-- DOCUMENT EXTRACT follows --

Lamenting the Limitations of WordPress

Always read the fine print before you spend hard-earned money.

When setting up this blog and other sites that I’ve worked on, I’ve oscillated between using the usual content management systems like WordPress, Blogger, Blogspot, etc. and using what’s called a static site generator like Jekyll or Hugo. The idea behind static sites is pretty straightforward. CMS’s (like WordPress) can be insanely bulky, obtuse, and possibly even present security risks. This blog post does a good job comparing CMS’s to static sites. CMS’s come ready to go out of the box, whereas a static site may take a bit more effort to setup and fine tune.

As I write this blog post, I’m mildly irritated that there’s no convenient way for me to change the default font size for my blog posts to 14pts (I favor a smaller font for my sites). Despite the fact that I paid $48 for the personal plan, it seems that $48 isn’t worth the ability to sprinkle in some custom CSS. The WordPress powers that be decided that the ability to use custom CSS is worth $96 — double the cost of the personal plan!

p {
  font-size: 14px;
}

See that? That’s literally all I want to do. p represents the body text on my site, and font-size: 14px; would globally set all fonts to 14px. I refuse to shell out any more money to WordPress, especially when I could have complete control over my site through other platforms like a static site generator.

-- DOCUMENT EXTRACT concluded --

* TASKS TO COMPLETE
**A)** In the WordPress post, what price does the custom CSS ability carry?
**B)** Please list every content management system and static site generator named in the WordPress post.
**C)** Extend the WordPress post with a few more sentences that pick up after its final line.

-- LISTED RECORDS follows --

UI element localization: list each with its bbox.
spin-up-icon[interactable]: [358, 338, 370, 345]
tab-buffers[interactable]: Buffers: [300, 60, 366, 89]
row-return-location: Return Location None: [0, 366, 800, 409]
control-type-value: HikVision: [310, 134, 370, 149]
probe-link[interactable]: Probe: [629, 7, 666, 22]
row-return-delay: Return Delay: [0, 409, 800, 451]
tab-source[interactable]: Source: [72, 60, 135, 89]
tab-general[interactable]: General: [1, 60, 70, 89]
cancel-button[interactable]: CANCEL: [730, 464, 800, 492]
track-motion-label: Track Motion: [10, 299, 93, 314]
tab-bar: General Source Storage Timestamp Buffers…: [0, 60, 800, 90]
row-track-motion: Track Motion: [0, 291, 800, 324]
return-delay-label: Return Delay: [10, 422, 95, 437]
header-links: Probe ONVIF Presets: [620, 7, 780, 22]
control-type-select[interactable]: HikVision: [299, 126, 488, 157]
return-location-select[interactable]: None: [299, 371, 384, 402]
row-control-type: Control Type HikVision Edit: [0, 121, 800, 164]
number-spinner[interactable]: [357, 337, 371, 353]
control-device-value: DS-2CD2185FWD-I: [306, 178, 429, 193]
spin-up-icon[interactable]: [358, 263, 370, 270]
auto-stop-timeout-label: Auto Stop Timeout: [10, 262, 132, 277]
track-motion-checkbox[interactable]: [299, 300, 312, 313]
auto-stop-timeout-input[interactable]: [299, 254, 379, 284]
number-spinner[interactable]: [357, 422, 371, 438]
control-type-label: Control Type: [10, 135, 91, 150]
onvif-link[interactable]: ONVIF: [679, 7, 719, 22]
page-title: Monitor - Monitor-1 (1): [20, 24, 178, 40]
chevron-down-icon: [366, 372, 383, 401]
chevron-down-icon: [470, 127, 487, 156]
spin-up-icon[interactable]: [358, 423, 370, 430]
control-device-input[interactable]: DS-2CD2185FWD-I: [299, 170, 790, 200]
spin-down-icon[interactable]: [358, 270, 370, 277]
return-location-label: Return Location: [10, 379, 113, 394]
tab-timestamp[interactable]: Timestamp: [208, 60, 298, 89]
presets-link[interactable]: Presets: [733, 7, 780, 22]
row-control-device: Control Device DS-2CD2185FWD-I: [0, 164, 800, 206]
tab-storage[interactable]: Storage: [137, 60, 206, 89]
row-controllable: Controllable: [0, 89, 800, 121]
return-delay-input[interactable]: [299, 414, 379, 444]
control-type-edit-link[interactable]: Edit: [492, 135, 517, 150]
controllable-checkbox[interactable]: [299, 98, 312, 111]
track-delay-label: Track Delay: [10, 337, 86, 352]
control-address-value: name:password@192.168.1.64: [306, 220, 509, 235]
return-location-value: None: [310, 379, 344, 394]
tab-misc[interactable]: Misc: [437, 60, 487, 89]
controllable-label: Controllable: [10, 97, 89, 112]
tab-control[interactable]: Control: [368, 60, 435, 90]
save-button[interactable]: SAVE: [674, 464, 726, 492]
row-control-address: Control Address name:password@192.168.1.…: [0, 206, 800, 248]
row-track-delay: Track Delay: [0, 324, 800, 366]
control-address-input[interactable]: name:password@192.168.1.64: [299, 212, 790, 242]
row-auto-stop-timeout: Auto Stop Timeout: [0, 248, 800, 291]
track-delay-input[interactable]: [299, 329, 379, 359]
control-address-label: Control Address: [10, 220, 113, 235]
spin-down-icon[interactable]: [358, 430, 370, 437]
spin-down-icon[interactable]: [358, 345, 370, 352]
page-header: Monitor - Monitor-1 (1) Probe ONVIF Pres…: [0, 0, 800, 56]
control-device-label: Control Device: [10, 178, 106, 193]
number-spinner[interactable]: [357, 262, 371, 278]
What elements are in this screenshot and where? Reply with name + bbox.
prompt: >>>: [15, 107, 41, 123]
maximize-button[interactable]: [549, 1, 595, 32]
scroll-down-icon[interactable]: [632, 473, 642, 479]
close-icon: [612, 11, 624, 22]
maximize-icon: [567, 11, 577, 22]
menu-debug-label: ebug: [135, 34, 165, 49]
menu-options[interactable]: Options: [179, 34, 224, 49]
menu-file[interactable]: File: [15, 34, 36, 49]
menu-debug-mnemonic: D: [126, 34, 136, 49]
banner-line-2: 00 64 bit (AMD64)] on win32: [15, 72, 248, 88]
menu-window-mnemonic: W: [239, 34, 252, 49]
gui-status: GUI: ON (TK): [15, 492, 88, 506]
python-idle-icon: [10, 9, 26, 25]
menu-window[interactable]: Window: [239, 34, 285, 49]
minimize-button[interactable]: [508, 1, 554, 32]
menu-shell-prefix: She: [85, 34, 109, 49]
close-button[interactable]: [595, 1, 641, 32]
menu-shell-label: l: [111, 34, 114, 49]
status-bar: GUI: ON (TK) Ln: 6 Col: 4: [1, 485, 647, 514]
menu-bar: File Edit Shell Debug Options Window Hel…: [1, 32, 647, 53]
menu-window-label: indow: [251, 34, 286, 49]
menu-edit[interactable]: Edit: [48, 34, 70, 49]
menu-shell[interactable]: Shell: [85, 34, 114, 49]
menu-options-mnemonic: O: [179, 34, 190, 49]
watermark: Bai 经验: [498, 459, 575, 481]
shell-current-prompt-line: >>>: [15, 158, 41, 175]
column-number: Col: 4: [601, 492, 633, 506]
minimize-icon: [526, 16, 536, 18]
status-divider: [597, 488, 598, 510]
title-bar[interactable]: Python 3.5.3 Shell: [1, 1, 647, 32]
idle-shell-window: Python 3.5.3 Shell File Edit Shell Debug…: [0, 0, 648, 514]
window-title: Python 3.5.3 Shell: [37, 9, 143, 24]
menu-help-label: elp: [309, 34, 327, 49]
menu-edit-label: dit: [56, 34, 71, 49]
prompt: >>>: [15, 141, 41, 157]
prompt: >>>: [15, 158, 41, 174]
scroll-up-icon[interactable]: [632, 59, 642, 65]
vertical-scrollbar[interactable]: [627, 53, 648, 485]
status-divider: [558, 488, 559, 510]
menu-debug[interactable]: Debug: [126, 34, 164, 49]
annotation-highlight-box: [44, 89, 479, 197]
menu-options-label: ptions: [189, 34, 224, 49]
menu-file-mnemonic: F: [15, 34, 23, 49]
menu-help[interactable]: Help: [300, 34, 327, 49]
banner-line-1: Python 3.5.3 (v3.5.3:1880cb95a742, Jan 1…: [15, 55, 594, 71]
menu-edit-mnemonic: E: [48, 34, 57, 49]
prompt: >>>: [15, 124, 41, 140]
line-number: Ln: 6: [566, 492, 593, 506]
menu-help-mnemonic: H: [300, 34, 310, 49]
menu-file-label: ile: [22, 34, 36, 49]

-- LISTED RECORDS concluded --

* SOLVED PROBLEMS
**A)** $96, double the cost of the personal plan.

**B)** WordPress, Blogger, Blogspot, Jekyll, Hugo

**C)**
I’ve dabbled in making static sites before, although I didn’t really take the time to learn the requisite tools/scripting languages very well. Instead I just grabbed a theme that looked decent to me and did some light customization together by clobbering code snippets together that I found across the internet.

My requirements for a personal site are pretty simple:

  • Minimal theme that is blog-friendly.
  • Use of Google Analytics and Disqus .
  • Allow users to easily view blog material by chronological order and category tag. I recently found a static site template that had chronological tags to view posts by year on the blog page itself, and a separate tags page for viewers interested in exploring posts categorically.
  • I’d like to combine my professional and music blogs onto one site, and simply keep a separate page that lists my music-related posts separately from my professionally-oriented posts.

At this point, I’m leaning towards jumping ship from WordPress and moving back to a static site, perhaps this time built in Hugo. I have the better part of a year left on my WordPress personal plan subscription, leaving me with plenty of time to do my research and build up a site the way I want it to.

I’m not going to settle for using technology that doesn’t meet my needs/preferences when there are so many options outside the worlds of WordPress, Blogspot, et al. Again, it’s ludicrous that paying $48/year doesn’t allow me the privilege of…globally setting the theme size for my blog. I hope to report back soon with some updates on what I’ve decided to do with the site.